>> begin

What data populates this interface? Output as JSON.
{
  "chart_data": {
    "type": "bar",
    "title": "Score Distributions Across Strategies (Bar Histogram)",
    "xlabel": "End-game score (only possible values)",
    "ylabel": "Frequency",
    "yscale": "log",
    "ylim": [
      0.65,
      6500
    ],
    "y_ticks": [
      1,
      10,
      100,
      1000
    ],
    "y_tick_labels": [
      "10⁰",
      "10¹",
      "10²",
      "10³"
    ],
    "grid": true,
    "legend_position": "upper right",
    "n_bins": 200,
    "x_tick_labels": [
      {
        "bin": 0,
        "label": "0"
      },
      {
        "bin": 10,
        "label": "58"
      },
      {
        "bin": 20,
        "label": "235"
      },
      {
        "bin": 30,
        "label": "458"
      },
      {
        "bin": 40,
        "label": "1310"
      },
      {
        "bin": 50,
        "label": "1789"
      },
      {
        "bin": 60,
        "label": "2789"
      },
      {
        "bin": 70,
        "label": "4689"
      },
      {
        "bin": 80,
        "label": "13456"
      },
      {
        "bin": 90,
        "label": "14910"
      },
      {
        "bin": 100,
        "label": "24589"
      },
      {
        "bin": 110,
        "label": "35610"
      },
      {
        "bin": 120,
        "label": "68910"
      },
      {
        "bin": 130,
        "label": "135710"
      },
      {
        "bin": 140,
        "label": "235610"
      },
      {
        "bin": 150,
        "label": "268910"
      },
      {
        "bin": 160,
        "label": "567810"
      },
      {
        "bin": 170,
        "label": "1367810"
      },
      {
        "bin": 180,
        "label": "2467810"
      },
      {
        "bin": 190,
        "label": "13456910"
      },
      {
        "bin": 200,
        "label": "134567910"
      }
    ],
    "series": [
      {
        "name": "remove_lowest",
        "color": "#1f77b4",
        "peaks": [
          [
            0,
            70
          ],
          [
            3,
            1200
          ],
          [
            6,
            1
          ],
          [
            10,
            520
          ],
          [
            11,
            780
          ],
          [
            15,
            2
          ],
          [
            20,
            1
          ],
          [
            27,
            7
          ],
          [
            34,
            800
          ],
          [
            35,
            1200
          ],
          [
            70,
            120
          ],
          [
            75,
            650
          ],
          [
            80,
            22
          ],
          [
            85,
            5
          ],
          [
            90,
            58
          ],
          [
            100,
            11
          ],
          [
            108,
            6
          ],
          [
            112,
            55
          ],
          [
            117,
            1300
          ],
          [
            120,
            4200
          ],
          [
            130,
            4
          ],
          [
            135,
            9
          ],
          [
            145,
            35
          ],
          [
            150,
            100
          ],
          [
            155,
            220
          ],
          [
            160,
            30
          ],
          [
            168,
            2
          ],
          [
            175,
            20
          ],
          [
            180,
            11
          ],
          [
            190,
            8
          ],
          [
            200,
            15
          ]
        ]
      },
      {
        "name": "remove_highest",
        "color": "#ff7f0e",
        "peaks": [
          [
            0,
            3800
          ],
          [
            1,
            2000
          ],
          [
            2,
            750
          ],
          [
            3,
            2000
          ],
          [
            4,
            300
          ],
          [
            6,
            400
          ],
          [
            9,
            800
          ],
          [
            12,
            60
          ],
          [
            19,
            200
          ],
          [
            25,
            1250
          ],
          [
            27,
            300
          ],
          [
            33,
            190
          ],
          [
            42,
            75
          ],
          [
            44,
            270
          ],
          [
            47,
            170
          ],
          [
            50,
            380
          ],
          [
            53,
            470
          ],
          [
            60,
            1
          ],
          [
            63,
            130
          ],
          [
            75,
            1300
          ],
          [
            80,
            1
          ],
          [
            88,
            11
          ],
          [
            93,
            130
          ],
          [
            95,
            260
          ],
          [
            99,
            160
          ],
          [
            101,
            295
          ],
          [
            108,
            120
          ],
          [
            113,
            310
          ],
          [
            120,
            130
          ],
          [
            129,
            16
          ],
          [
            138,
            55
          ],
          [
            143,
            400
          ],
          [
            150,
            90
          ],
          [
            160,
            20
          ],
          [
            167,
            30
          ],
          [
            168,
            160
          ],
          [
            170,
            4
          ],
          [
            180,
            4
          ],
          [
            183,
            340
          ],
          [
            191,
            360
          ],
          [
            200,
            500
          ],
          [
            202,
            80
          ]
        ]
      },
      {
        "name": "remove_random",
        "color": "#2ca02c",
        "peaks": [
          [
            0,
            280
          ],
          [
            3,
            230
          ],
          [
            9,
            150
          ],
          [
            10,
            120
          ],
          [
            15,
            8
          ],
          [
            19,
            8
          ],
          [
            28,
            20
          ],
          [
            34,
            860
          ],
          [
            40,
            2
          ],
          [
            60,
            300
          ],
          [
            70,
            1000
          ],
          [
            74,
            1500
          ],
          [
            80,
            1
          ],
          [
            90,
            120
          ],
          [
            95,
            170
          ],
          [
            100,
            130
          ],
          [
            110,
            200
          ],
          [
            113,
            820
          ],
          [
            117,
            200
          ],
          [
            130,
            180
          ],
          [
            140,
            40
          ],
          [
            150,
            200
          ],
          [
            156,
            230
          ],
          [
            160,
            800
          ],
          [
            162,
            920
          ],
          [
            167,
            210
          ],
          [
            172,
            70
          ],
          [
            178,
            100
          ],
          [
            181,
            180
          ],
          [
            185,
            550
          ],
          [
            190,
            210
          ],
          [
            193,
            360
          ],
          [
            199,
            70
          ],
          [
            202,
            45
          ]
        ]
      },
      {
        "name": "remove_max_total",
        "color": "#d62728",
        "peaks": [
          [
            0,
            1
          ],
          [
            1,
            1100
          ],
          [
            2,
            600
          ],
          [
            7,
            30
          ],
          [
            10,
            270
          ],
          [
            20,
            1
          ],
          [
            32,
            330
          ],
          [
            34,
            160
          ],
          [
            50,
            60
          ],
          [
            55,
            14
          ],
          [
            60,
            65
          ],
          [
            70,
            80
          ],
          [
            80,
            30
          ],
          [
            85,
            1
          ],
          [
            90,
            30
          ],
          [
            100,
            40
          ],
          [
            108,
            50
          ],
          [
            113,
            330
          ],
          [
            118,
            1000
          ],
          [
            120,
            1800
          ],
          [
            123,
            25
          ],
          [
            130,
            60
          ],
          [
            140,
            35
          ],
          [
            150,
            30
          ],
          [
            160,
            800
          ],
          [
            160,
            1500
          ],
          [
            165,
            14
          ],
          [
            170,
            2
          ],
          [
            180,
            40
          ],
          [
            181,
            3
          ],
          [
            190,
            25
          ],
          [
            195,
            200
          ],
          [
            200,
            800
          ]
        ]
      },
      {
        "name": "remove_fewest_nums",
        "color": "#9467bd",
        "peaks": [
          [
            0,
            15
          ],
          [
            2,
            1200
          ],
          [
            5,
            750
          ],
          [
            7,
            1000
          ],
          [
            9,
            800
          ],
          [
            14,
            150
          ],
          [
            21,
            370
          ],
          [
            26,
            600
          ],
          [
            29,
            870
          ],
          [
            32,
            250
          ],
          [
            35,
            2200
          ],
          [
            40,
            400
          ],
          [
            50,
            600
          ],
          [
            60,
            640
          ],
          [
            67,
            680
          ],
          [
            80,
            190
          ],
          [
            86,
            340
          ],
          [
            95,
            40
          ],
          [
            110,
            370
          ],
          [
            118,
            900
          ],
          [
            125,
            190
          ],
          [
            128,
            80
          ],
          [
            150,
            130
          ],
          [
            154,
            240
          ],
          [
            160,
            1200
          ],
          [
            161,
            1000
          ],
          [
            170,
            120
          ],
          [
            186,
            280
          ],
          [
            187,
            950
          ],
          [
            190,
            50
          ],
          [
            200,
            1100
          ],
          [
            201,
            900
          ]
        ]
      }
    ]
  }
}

>> end

Retype the listing exactly, in full.

• _Complete answer_:
What data populates this interface? Output as JSON.
{
  "chart_data": {
    "type": "bar",
    "title": "Score Distributions Across Strategies (Bar Histogram)",
    "xlabel": "End-game score (only possible values)",
    "ylabel": "Frequency",
    "yscale": "log",
    "ylim": [
      0.65,
      6500
    ],
    "y_ticks": [
      1,
      10,
      100,
      1000
    ],
    "y_tick_labels": [
      "10⁰",
      "10¹",
      "10²",
      "10³"
    ],
    "grid": true,
    "legend_position": "upper right",
    "n_bins": 200,
    "x_tick_labels": [
      {
        "bin": 0,
        "label": "0"
      },
      {
        "bin": 10,
        "label": "58"
      },
      {
        "bin": 20,
        "label": "235"
      },
      {
        "bin": 30,
        "label": "458"
      },
      {
        "bin": 40,
        "label": "1310"
      },
      {
        "bin": 50,
        "label": "1789"
      },
      {
        "bin": 60,
        "label": "2789"
      },
      {
        "bin": 70,
        "label": "4689"
      },
      {
        "bin": 80,
        "label": "13456"
      },
      {
        "bin": 90,
        "label": "14910"
      },
      {
        "bin": 100,
        "label": "24589"
      },
      {
        "bin": 110,
        "label": "35610"
      },
      {
        "bin": 120,
        "label": "68910"
      },
      {
        "bin": 130,
        "label": "135710"
      },
      {
        "bin": 140,
        "label": "235610"
      },
      {
        "bin": 150,
        "label": "268910"
      },
      {
        "bin": 160,
        "label": "567810"
      },
      {
        "bin": 170,
        "label": "1367810"
      },
      {
        "bin": 180,
        "label": "2467810"
      },
      {
        "bin": 190,
        "label": "13456910"
      },
      {
        "bin": 200,
        "label": "134567910"
      }
    ],
    "series": [
      {
        "name": "remove_lowest",
        "color": "#1f77b4",
        "peaks": [
          [
            0,
            70
          ],
          [
            3,
            1200
          ],
          [
            6,
            1
          ],
          [
            10,
            520
          ],
          [
            11,
            780
          ],
          [
            15,
            2
          ],
          [
            20,
            1
          ],
          [
            27,
            7
          ],
          [
            34,
            800
          ],
          [
            35,
            1200
          ],
          [
            70,
            120
          ],
          [
            75,
            650
          ],
          [
            80,
            22
          ],
          [
            85,
            5
          ],
          [
            90,
            58
          ],
          [
            100,
            11
          ],
          [
            108,
            6
          ],
          [
            112,
            55
          ],
          [
            117,
            1300
          ],
          [
            120,
            4200
          ],
          [
            130,
            4
          ],
          [
            135,
            9
          ],
          [
            145,
            35
          ],
          [
            150,
            100
          ],
          [
            155,
            220
          ],
          [
            160,
            30
          ],
          [
            168,
            2
          ],
          [
            175,
            20
          ],
          [
            180,
            11
          ],
          [
            190,
            8
          ],
          [
            200,
            15
          ]
        ]
      },
      {
        "name": "remove_highest",
        "color": "#ff7f0e",
        "peaks": [
          [
            0,
            3800
          ],
          [
            1,
            2000
          ],
          [
            2,
            750
          ],
          [
            3,
            2000
          ],
          [
            4,
            300
          ],
          [
            6,
            400
          ],
          [
            9,
            800
          ],
          [
            12,
            60
          ],
          [
            19,
            200
          ],
          [
            25,
            1250
          ],
          [
            27,
            300
          ],
          [
            33,
            190
          ],
          [
            42,
            75
          ],
          [
            44,
            270
          ],
          [
            47,
            170
          ],
          [
            50,
            380
          ],
          [
            53,
            470
          ],
          [
            60,
            1
          ],
          [
            63,
            130
          ],
          [
            75,
            1300
          ],
          [
            80,
            1
          ],
          [
            88,
            11
          ],
          [
            93,
            130
          ],
          [
            95,
            260
          ],
          [
            99,
            160
          ],
          [
            101,
            295
          ],
          [
            108,
            120
          ],
          [
            113,
            310
          ],
          [
            120,
            130
          ],
          [
            129,
            16
          ],
          [
            138,
            55
          ],
          [
            143,
            400
          ],
          [
            150,
            90
          ],
          [
            160,
            20
          ],
          [
            167,
            30
          ],
          [
            168,
            160
          ],
          [
            170,
            4
          ],
          [
            180,
            4
          ],
          [
            183,
            340
          ],
          [
            191,
            360
          ],
          [
            200,
            500
          ],
          [
            202,
            80
          ]
        ]
      },
      {
        "name": "remove_random",
        "color": "#2ca02c",
        "peaks": [
          [
            0,
            280
          ],
          [
            3,
            230
          ],
          [
            9,
            150
          ],
          [
            10,
            120
          ],
          [
            15,
            8
          ],
          [
            19,
            8
          ],
          [
            28,
            20
          ],
          [
            34,
            860
          ],
          [
            40,
            2
          ],
          [
            60,
            300
          ],
          [
            70,
            1000
          ],
          [
            74,
            1500
          ],
          [
            80,
            1
          ],
          [
            90,
            120
          ],
          [
            95,
            170
          ],
          [
            100,
            130
          ],
          [
            110,
            200
          ],
          [
            113,
            820
          ],
          [
            117,
            200
          ],
          [
            130,
            180
          ],
          [
            140,
            40
          ],
          [
            150,
            200
          ],
          [
            156,
            230
          ],
          [
            160,
            800
          ],
          [
            162,
            920
          ],
          [
            167,
            210
          ],
          [
            172,
            70
          ],
          [
            178,
            100
          ],
          [
            181,
            180
          ],
          [
            185,
            550
          ],
          [
            190,
            210
          ],
          [
            193,
            360
          ],
          [
            199,
            70
          ],
          [
            202,
            45
          ]
        ]
      },
      {
        "name": "remove_max_total",
        "color": "#d62728",
        "peaks": [
          [
            0,
            1
          ],
          [
            1,
            1100
          ],
          [
            2,
            600
          ],
          [
            7,
            30
          ],
          [
            10,
            270
          ],
          [
            20,
            1
          ],
          [
            32,
            330
          ],
          [
            34,
            160
          ],
          [
            50,
            60
          ],
          [
            55,
            14
          ],
          [
            60,
            65
          ],
          [
            70,
            80
          ],
          [
            80,
            30
          ],
          [
            85,
            1
          ],
          [
            90,
            30
          ],
          [
            100,
            40
          ],
          [
            108,
            50
          ],
          [
            113,
            330
          ],
          [
            118,
            1000
          ],
          [
            120,
            1800
          ],
          [
            123,
            25
          ],
          [
            130,
            60
          ],
          [
            140,
            35
          ],
          [
            150,
            30
          ],
          [
            160,
            800
          ],
          [
            160,
            1500
          ],
          [
            165,
            14
          ],
          [
            170,
            2
          ],
          [
            180,
            40
          ],
          [
            181,
            3
          ],
          [
            190,
            25
          ],
          [
            195,
            200
          ],
          [
            200,
            800
          ]
        ]
      },
      {
        "name": "remove_fewest_nums",
        "color": "#9467bd",
        "peaks": [
          [
            0,
            15
          ],
          [
            2,
            1200
          ],
          [
            5,
            750
          ],
          [
            7,
            1000
          ],
          [
            9,
            800
          ],
          [
            14,
            150
          ],
          [
            21,
            370
          ],
          [
            26,
            600
          ],
          [
            29,
            870
          ],
          [
            32,
            250
          ],
          [
            35,
            2200
          ],
          [
            40,
            400
          ],
          [
            50,
            600
          ],
          [
            60,
            640
          ],
          [
            67,
            680
          ],
          [
            80,
            190
          ],
          [
            86,
            340
          ],
          [
            95,
            40
          ],
          [
            110,
            370
          ],
          [
            118,
            900
          ],
          [
            125,
            190
          ],
          [
            128,
            80
          ],
          [
            150,
            130
          ],
          [
            154,
            240
          ],
          [
            160,
            1200
          ],
          [
            161,
            1000
          ],
          [
            170,
            120
          ],
          [
            186,
            280
          ],
          [
            187,
            950
          ],
          [
            190,
            50
          ],
          [
            200,
            1100
          ],
          [
            201,
            900
          ]
        ]
      }
    ]
  }
}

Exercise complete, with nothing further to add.